Exercise goal —
Wherever "dans" appears in a line, copy that line.

Entries provided —

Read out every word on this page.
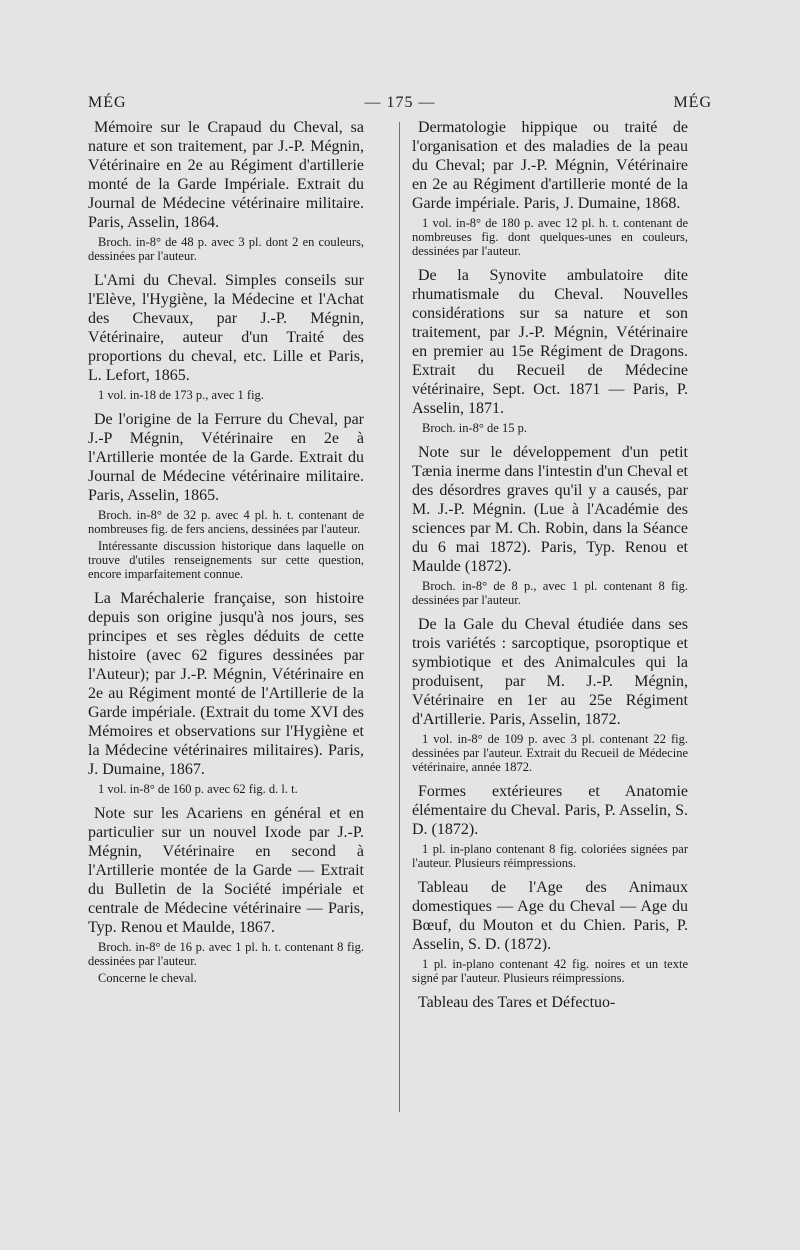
MÉG	— 175 —	MÉG

Mémoire sur le Crapaud du Cheval, sa nature et son traitement, par J.-P. Mégnin, Vétérinaire en 2e au Régiment d'artillerie monté de la Garde Impériale. Extrait du Journal de Médecine vétérinaire militaire. Paris, Asselin, 1864.

Broch. in-8° de 48 p. avec 3 pl. dont 2 en couleurs, dessinées par l'auteur.

L'Ami du Cheval. Simples conseils sur l'Elève, l'Hygiène, la Médecine et l'Achat des Chevaux, par J.-P. Mégnin, Vétérinaire, auteur d'un Traité des proportions du cheval, etc. Lille et Paris, L. Lefort, 1865.

1 vol. in-18 de 173 p., avec 1 fig.

De l'origine de la Ferrure du Cheval, par J.-P Mégnin, Vétérinaire en 2e à l'Artillerie montée de la Garde. Extrait du Journal de Médecine vétérinaire militaire. Paris, Asselin, 1865.

Broch. in-8° de 32 p. avec 4 pl. h. t. contenant de nombreuses fig. de fers anciens, dessinées par l'auteur.

Intéressante discussion historique dans laquelle on trouve d'utiles renseignements sur cette question, encore imparfaitement connue.

La Maréchalerie française, son histoire depuis son origine jusqu'à nos jours, ses principes et ses règles déduits de cette histoire (avec 62 figures dessinées par l'Auteur); par J.-P. Mégnin, Vétérinaire en 2e au Régiment monté de l'Artillerie de la Garde impériale. (Extrait du tome XVI des Mémoires et observations sur l'Hygiène et la Médecine vétérinaires militaires). Paris, J. Dumaine, 1867.

1 vol. in-8° de 160 p. avec 62 fig. d. l. t.

Note sur les Acariens en général et en particulier sur un nouvel Ixode par J.-P. Mégnin, Vétérinaire en second à l'Artillerie montée de la Garde — Extrait du Bulletin de la Société impériale et centrale de Médecine vétérinaire — Paris, Typ. Renou et Maulde, 1867.

Broch. in-8° de 16 p. avec 1 pl. h. t. contenant 8 fig. dessinées par l'auteur.

Concerne le cheval.

Dermatologie hippique ou traité de l'organisation et des maladies de la peau du Cheval; par J.-P. Mégnin, Vétérinaire en 2e au Régiment d'artillerie monté de la Garde impériale. Paris, J. Dumaine, 1868.

1 vol. in-8° de 180 p. avec 12 pl. h. t. contenant de nombreuses fig. dont quelques-unes en couleurs, dessinées par l'auteur.

De la Synovite ambulatoire dite rhumatismale du Cheval. Nouvelles considérations sur sa nature et son traitement, par J.-P. Mégnin, Vétérinaire en premier au 15e Régiment de Dragons. Extrait du Recueil de Médecine vétérinaire, Sept. Oct. 1871 — Paris, P. Asselin, 1871.

Broch. in-8° de 15 p.

Note sur le développement d'un petit Tænia inerme dans l'intestin d'un Cheval et des désordres graves qu'il y a causés, par M. J.-P. Mégnin. (Lue à l'Académie des sciences par M. Ch. Robin, dans la Séance du 6 mai 1872). Paris, Typ. Renou et Maulde (1872).

Broch. in-8° de 8 p., avec 1 pl. contenant 8 fig. dessinées par l'auteur.

De la Gale du Cheval étudiée dans ses trois variétés : sarcoptique, psoroptique et symbiotique et des Animalcules qui la produisent, par M. J.-P. Mégnin, Vétérinaire en 1er au 25e Régiment d'Artillerie. Paris, Asselin, 1872.

1 vol. in-8° de 109 p. avec 3 pl. contenant 22 fig. dessinées par l'auteur. Extrait du Recueil de Médecine vétérinaire, année 1872.

Formes extérieures et Anatomie élémentaire du Cheval. Paris, P. Asselin, S. D. (1872).

1 pl. in-plano contenant 8 fig. coloriées signées par l'auteur. Plusieurs réimpressions.

Tableau de l'Age des Animaux domestiques — Age du Cheval — Age du Bœuf, du Mouton et du Chien. Paris, P. Asselin, S. D. (1872).

1 pl. in-plano contenant 42 fig. noires et un texte signé par l'auteur. Plusieurs réimpressions.

Tableau des Tares et Défectuo-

Full answer —
Intéressante discussion historique dans laquelle on trouve d'utiles renseignements sur cette question, encore imparfaitement connue.
Note sur le développement d'un petit Tænia inerme dans l'intestin d'un Cheval et des désordres graves qu'il y a causés, par M. J.-P. Mégnin. (Lue à l'Académie des sciences par M. Ch. Robin, dans la Séance du 6 mai 1872). Paris, Typ. Renou et Maulde (1872).
De la Gale du Cheval étudiée dans ses trois variétés : sarcoptique, psoroptique et symbiotique et des Animalcules qui la produisent, par M. J.-P. Mégnin, Vétérinaire en 1er au 25e Régiment d'Artillerie. Paris, Asselin, 1872.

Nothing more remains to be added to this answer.